►

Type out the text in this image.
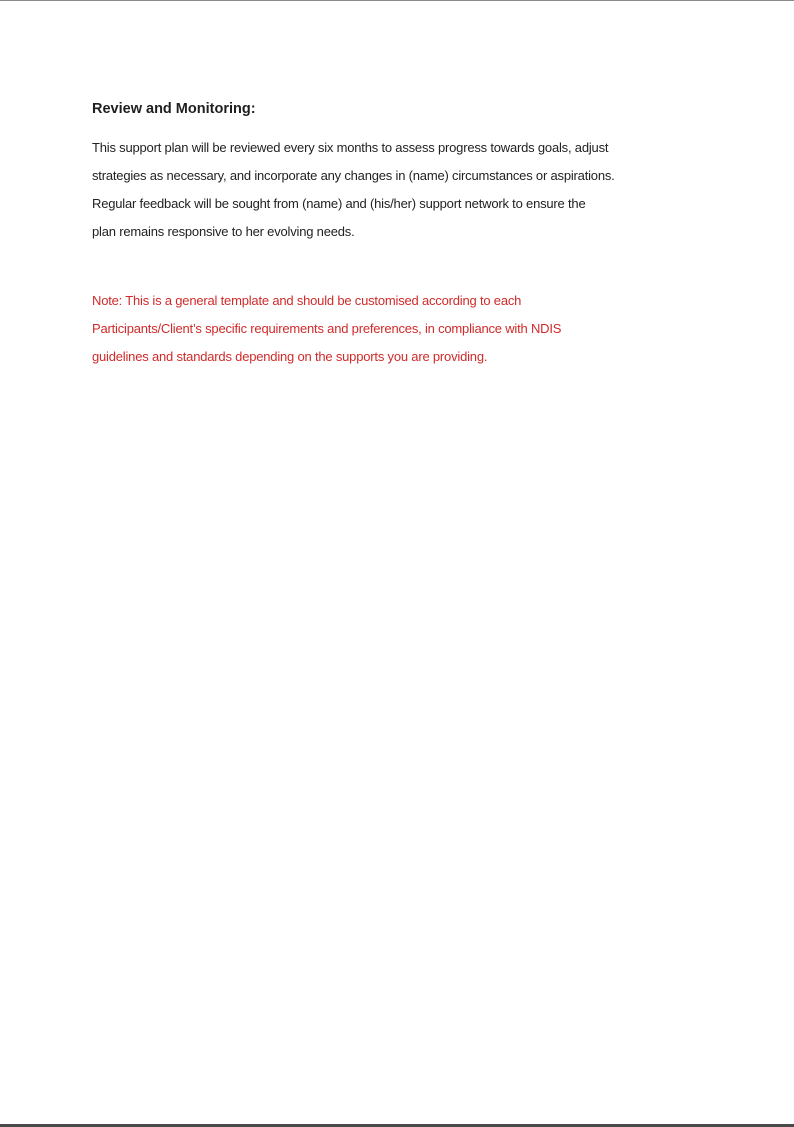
Review and Monitoring:

This support plan will be reviewed every six months to assess progress towards goals, adjust
strategies as necessary, and incorporate any changes in (name) circumstances or aspirations.
Regular feedback will be sought from (name) and (his/her) support network to ensure the
plan remains responsive to her evolving needs.

Note: This is a general template and should be customised according to each
Participants/Client’s specific requirements and preferences, in compliance with NDIS
guidelines and standards depending on the supports you are providing.
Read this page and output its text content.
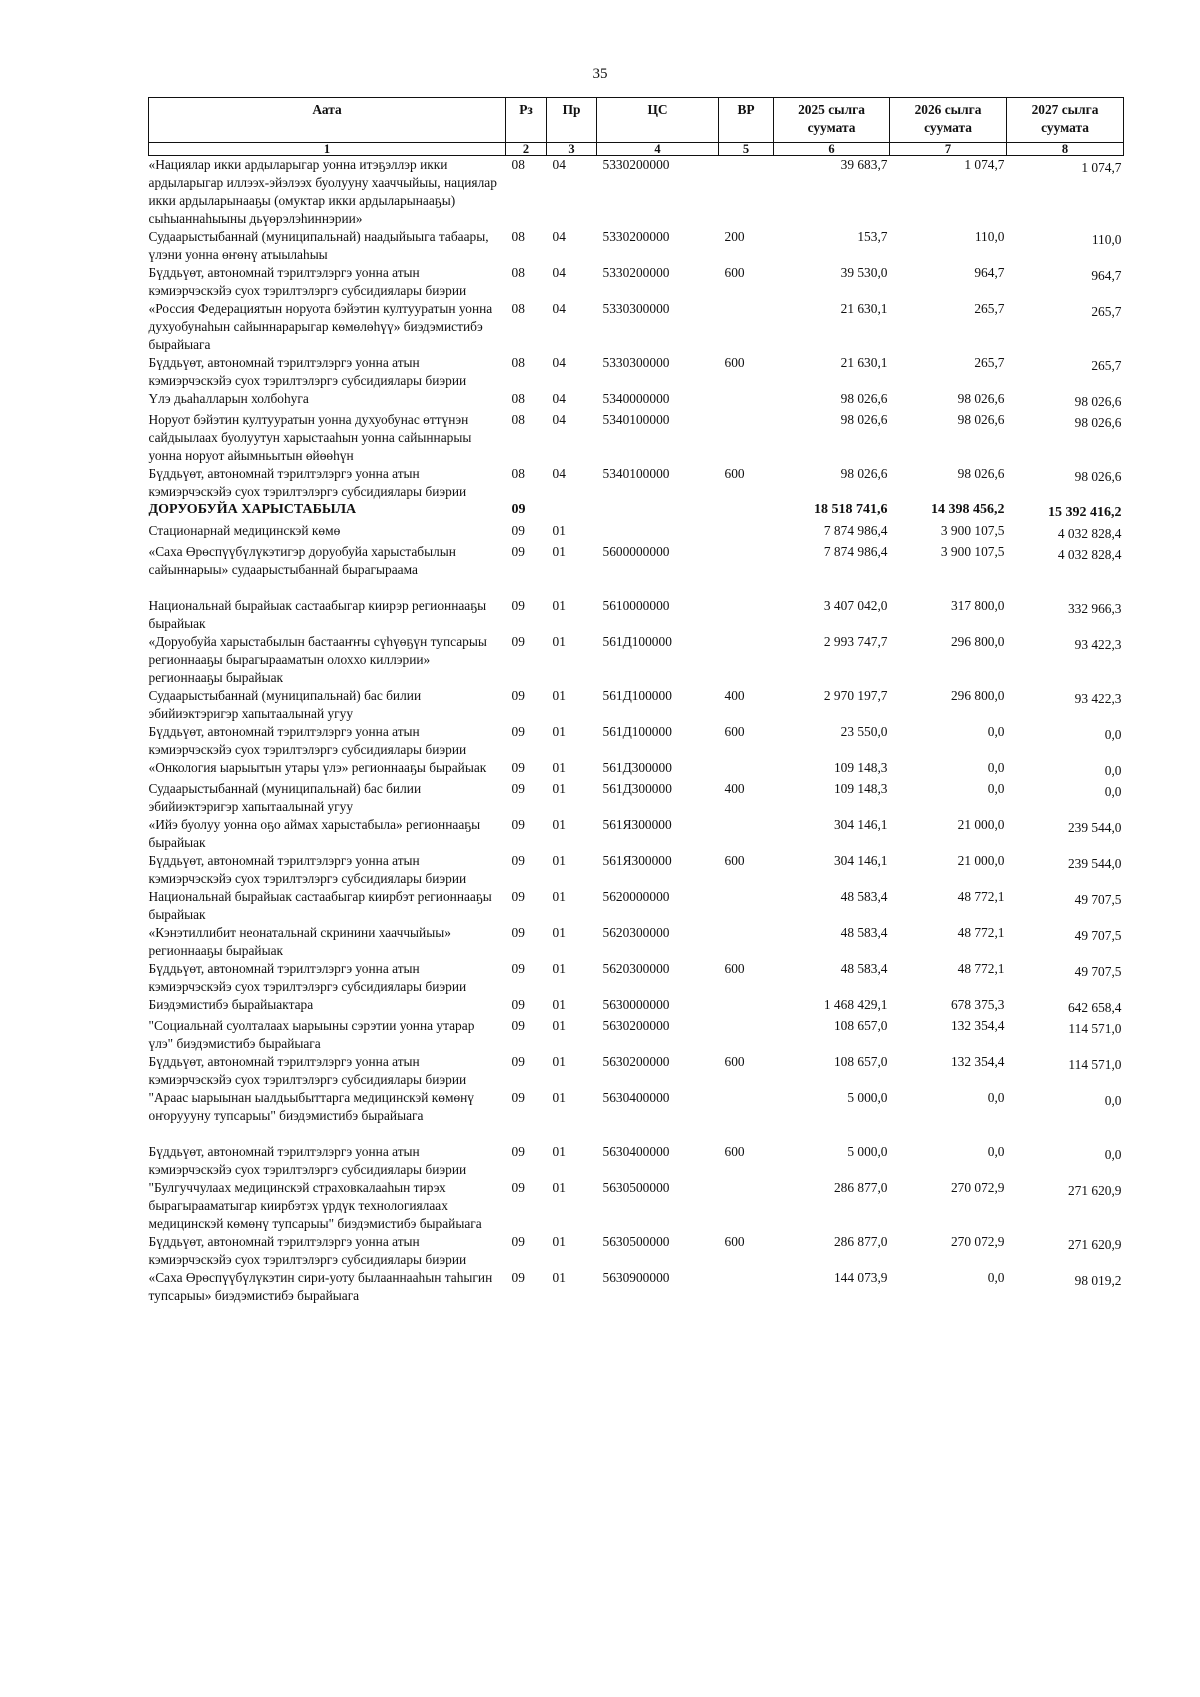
35
Аата	Рз	Пр	ЦС	ВР	2025 сылга суумата	2026 сылга суумата	2027 сылга суумата
1	2	3	4	5	6	7	8
«Нациялар икки ардыларыгар уонна итэҕэллэр икки ардыларыгар иллээх-эйэлээх буолууну хааччыйыы, нациялар икки ардыларынааҕы (омуктар икки ардыларынааҕы) сыһыаннаһыыны дьүөрэлэһиннэрии»	08	04	5330200000		39 683,7	1 074,7	1 074,7
Судаарыстыбаннай (муниципальнай) наадыйыыга табаары, үлэни уонна өҥөнү атыылаһыы	08	04	5330200000	200	153,7	110,0	110,0
Бүддьүөт, автономнай тэрилтэлэргэ уонна атын кэмиэрчэскэйэ суох тэрилтэлэргэ субсидиялары биэрии	08	04	5330200000	600	39 530,0	964,7	964,7
«Россия Федерациятын норуота бэйэтин култууратын уонна духуобунаһын сайыннарарыгар көмөлөһүү» биэдэмистибэ бырайыага	08	04	5330300000		21 630,1	265,7	265,7
Бүддьүөт, автономнай тэрилтэлэргэ уонна атын кэмиэрчэскэйэ суох тэрилтэлэргэ субсидиялары биэрии	08	04	5330300000	600	21 630,1	265,7	265,7
Үлэ дьаһалларын холбоһуга	08	04	5340000000		98 026,6	98 026,6	98 026,6
Норуот бэйэтин култууратын уонна духуобунас өттүнэн сайдыылаах буолуутун харыстааһын уонна сайыннарыы уонна норуот айымньытын өйөөһүн	08	04	5340100000		98 026,6	98 026,6	98 026,6
Бүддьүөт, автономнай тэрилтэлэргэ уонна атын кэмиэрчэскэйэ суох тэрилтэлэргэ субсидиялары биэрии	08	04	5340100000	600	98 026,6	98 026,6	98 026,6
ДОРУОБУЙА ХАРЫСТАБЫЛА	09				18 518 741,6	14 398 456,2	15 392 416,2
Стационарнай медицинскэй көмө	09	01			7 874 986,4	3 900 107,5	4 032 828,4
«Саха Өрөспүүбүлүкэтигэр доруобуйа харыстабылын сайыннарыы» судаарыстыбаннай бырагыраама	09	01	5600000000		7 874 986,4	3 900 107,5	4 032 828,4
Национальнай бырайыак састаабыгар киирэр регионнааҕы бырайыак	09	01	5610000000		3 407 042,0	317 800,0	332 966,3
«Доруобуйа харыстабылын бастааҥҥы сүһүөҕүн тупсарыы регионнааҕы бырагыраамaтын олоххо киллэрии» регионнааҕы бырайыак	09	01	561Д100000		2 993 747,7	296 800,0	93 422,3
Судаарыстыбаннай (муниципальнай) бас билии эбийиэктэригэр хапытаалынай угуу	09	01	561Д100000	400	2 970 197,7	296 800,0	93 422,3
Бүддьүөт, автономнай тэрилтэлэргэ уонна атын кэмиэрчэскэйэ суох тэрилтэлэргэ субсидиялары биэрии	09	01	561Д100000	600	23 550,0	0,0	0,0
«Онкология ыарыытын утары үлэ» регионнааҕы бырайыак	09	01	561Д300000		109 148,3	0,0	0,0
Судаарыстыбаннай (муниципальнай) бас билии эбийиэктэригэр хапытаалынай угуу	09	01	561Д300000	400	109 148,3	0,0	0,0
«Ийэ буолуу уонна оҕо аймах харыстабыла» регионнааҕы бырайыак	09	01	561Я300000		304 146,1	21 000,0	239 544,0
Бүддьүөт, автономнай тэрилтэлэргэ уонна атын кэмиэрчэскэйэ суох тэрилтэлэргэ субсидиялары биэрии	09	01	561Я300000	600	304 146,1	21 000,0	239 544,0
Национальнай бырайыак састаабыгар киирбэт регионнааҕы бырайыак	09	01	5620000000		48 583,4	48 772,1	49 707,5
«Кэнэтиллибит неонатальнай скринини хааччыйыы» регионнааҕы бырайыак	09	01	5620300000		48 583,4	48 772,1	49 707,5
Бүддьүөт, автономнай тэрилтэлэргэ уонна атын кэмиэрчэскэйэ суох тэрилтэлэргэ субсидиялары биэрии	09	01	5620300000	600	48 583,4	48 772,1	49 707,5
Биэдэмистибэ бырайыактара	09	01	5630000000		1 468 429,1	678 375,3	642 658,4
"Социальнай суолталаах ыарыыны сэрэтии уонна утарар үлэ" биэдэмистибэ бырайыага	09	01	5630200000		108 657,0	132 354,4	114 571,0
Бүддьүөт, автономнай тэрилтэлэргэ уонна атын кэмиэрчэскэйэ суох тэрилтэлэргэ субсидиялары биэрии	09	01	5630200000	600	108 657,0	132 354,4	114 571,0
"Араас ыарыынан ыалдьыбыттарга медицинскэй көмөнү оҥоруууну тупсарыы" биэдэмистибэ бырайыага	09	01	5630400000		5 000,0	0,0	0,0
Бүддьүөт, автономнай тэрилтэлэргэ уонна атын кэмиэрчэскэйэ суох тэрилтэлэргэ субсидиялары биэрии	09	01	5630400000	600	5 000,0	0,0	0,0
"Булгуччулаах медицинскэй страховкалааһын тирэх бырагырааматыгар киирбэтэх үрдүк технологиялаах медицинскэй көмөнү тупсарыы" биэдэмистибэ бырайыага	09	01	5630500000		286 877,0	270 072,9	271 620,9
Бүддьүөт, автономнай тэрилтэлэргэ уонна атын кэмиэрчэскэйэ суох тэрилтэлэргэ субсидиялары биэрии	09	01	5630500000	600	286 877,0	270 072,9	271 620,9
«Саха Өрөспүүбүлүкэтин сири-уоту былааннааһын таһыгин тупсарыы» биэдэмистибэ бырайыага	09	01	5630900000		144 073,9	0,0	98 019,2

◄

What is expected —
Leaving aside the images, write out the entries above word for word.

Correct answer —
Type out the text in this image.
Review and Monitoring:

This support plan will be reviewed every six months to assess progress towards goals, adjust
strategies as necessary, and incorporate any changes in (name) circumstances or aspirations.
Regular feedback will be sought from (name) and (his/her) support network to ensure the
plan remains responsive to her evolving needs.

Note: This is a general template and should be customised according to each
Participants/Client’s specific requirements and preferences, in compliance with NDIS
guidelines and standards depending on the supports you are providing.
Read this page and output its text content.
35
Аата	Рз	Пр	ЦС	ВР	2025 сылга суумата	2026 сылга суумата	2027 сылга суумата
1	2	3	4	5	6	7	8
«Нациялар икки ардыларыгар уонна итэҕэллэр икки ардыларыгар иллээх-эйэлээх буолууну хааччыйыы, нациялар икки ардыларынааҕы (омуктар икки ардыларынааҕы) сыһыаннаһыыны дьүөрэлэһиннэрии»	08	04	5330200000		39 683,7	1 074,7	1 074,7
Судаарыстыбаннай (муниципальнай) наадыйыыга табаары, үлэни уонна өҥөнү атыылаһыы	08	04	5330200000	200	153,7	110,0	110,0
Бүддьүөт, автономнай тэрилтэлэргэ уонна атын кэмиэрчэскэйэ суох тэрилтэлэргэ субсидиялары биэрии	08	04	5330200000	600	39 530,0	964,7	964,7
«Россия Федерациятын норуота бэйэтин култууратын уонна духуобунаһын сайыннарарыгар көмөлөһүү» биэдэмистибэ бырайыага	08	04	5330300000		21 630,1	265,7	265,7
Бүддьүөт, автономнай тэрилтэлэргэ уонна атын кэмиэрчэскэйэ суох тэрилтэлэргэ субсидиялары биэрии	08	04	5330300000	600	21 630,1	265,7	265,7
Үлэ дьаһалларын холбоһуга	08	04	5340000000		98 026,6	98 026,6	98 026,6
Норуот бэйэтин култууратын уонна духуобунас өттүнэн сайдыылаах буолуутун харыстааһын уонна сайыннарыы уонна норуот айымньытын өйөөһүн	08	04	5340100000		98 026,6	98 026,6	98 026,6
Бүддьүөт, автономнай тэрилтэлэргэ уонна атын кэмиэрчэскэйэ суох тэрилтэлэргэ субсидиялары биэрии	08	04	5340100000	600	98 026,6	98 026,6	98 026,6
ДОРУОБУЙА ХАРЫСТАБЫЛА	09				18 518 741,6	14 398 456,2	15 392 416,2
Стационарнай медицинскэй көмө	09	01			7 874 986,4	3 900 107,5	4 032 828,4
«Саха Өрөспүүбүлүкэтигэр доруобуйа харыстабылын сайыннарыы» судаарыстыбаннай бырагыраама	09	01	5600000000		7 874 986,4	3 900 107,5	4 032 828,4
Национальнай бырайыак састаабыгар киирэр регионнааҕы бырайыак	09	01	5610000000		3 407 042,0	317 800,0	332 966,3
«Доруобуйа харыстабылын бастааҥҥы сүһүөҕүн тупсарыы регионнааҕы бырагыраамaтын олоххо киллэрии» регионнааҕы бырайыак	09	01	561Д100000		2 993 747,7	296 800,0	93 422,3
Судаарыстыбаннай (муниципальнай) бас билии эбийиэктэригэр хапытаалынай угуу	09	01	561Д100000	400	2 970 197,7	296 800,0	93 422,3
Бүддьүөт, автономнай тэрилтэлэргэ уонна атын кэмиэрчэскэйэ суох тэрилтэлэргэ субсидиялары биэрии	09	01	561Д100000	600	23 550,0	0,0	0,0
«Онкология ыарыытын утары үлэ» регионнааҕы бырайыак	09	01	561Д300000		109 148,3	0,0	0,0
Судаарыстыбаннай (муниципальнай) бас билии эбийиэктэригэр хапытаалынай угуу	09	01	561Д300000	400	109 148,3	0,0	0,0
«Ийэ буолуу уонна оҕо аймах харыстабыла» регионнааҕы бырайыак	09	01	561Я300000		304 146,1	21 000,0	239 544,0
Бүддьүөт, автономнай тэрилтэлэргэ уонна атын кэмиэрчэскэйэ суох тэрилтэлэргэ субсидиялары биэрии	09	01	561Я300000	600	304 146,1	21 000,0	239 544,0
Национальнай бырайыак састаабыгар киирбэт регионнааҕы бырайыак	09	01	5620000000		48 583,4	48 772,1	49 707,5
«Кэнэтиллибит неонатальнай скринини хааччыйыы» регионнааҕы бырайыак	09	01	5620300000		48 583,4	48 772,1	49 707,5
Бүддьүөт, автономнай тэрилтэлэргэ уонна атын кэмиэрчэскэйэ суох тэрилтэлэргэ субсидиялары биэрии	09	01	5620300000	600	48 583,4	48 772,1	49 707,5
Биэдэмистибэ бырайыактара	09	01	5630000000		1 468 429,1	678 375,3	642 658,4
"Социальнай суолталаах ыарыыны сэрэтии уонна утарар үлэ" биэдэмистибэ бырайыага	09	01	5630200000		108 657,0	132 354,4	114 571,0
Бүддьүөт, автономнай тэрилтэлэргэ уонна атын кэмиэрчэскэйэ суох тэрилтэлэргэ субсидиялары биэрии	09	01	5630200000	600	108 657,0	132 354,4	114 571,0
"Араас ыарыынан ыалдьыбыттарга медицинскэй көмөнү оҥоруууну тупсарыы" биэдэмистибэ бырайыага	09	01	5630400000		5 000,0	0,0	0,0
Бүддьүөт, автономнай тэрилтэлэргэ уонна атын кэмиэрчэскэйэ суох тэрилтэлэргэ субсидиялары биэрии	09	01	5630400000	600	5 000,0	0,0	0,0
"Булгуччулаах медицинскэй страховкалааһын тирэх бырагырааматыгар киирбэтэх үрдүк технологиялаах медицинскэй көмөнү тупсарыы" биэдэмистибэ бырайыага	09	01	5630500000		286 877,0	270 072,9	271 620,9
Бүддьүөт, автономнай тэрилтэлэргэ уонна атын кэмиэрчэскэйэ суох тэрилтэлэргэ субсидиялары биэрии	09	01	5630500000	600	286 877,0	270 072,9	271 620,9
«Саха Өрөспүүбүлүкэтин сири-уоту былааннааһын таһыгин тупсарыы» биэдэмистибэ бырайыага	09	01	5630900000		144 073,9	0,0	98 019,2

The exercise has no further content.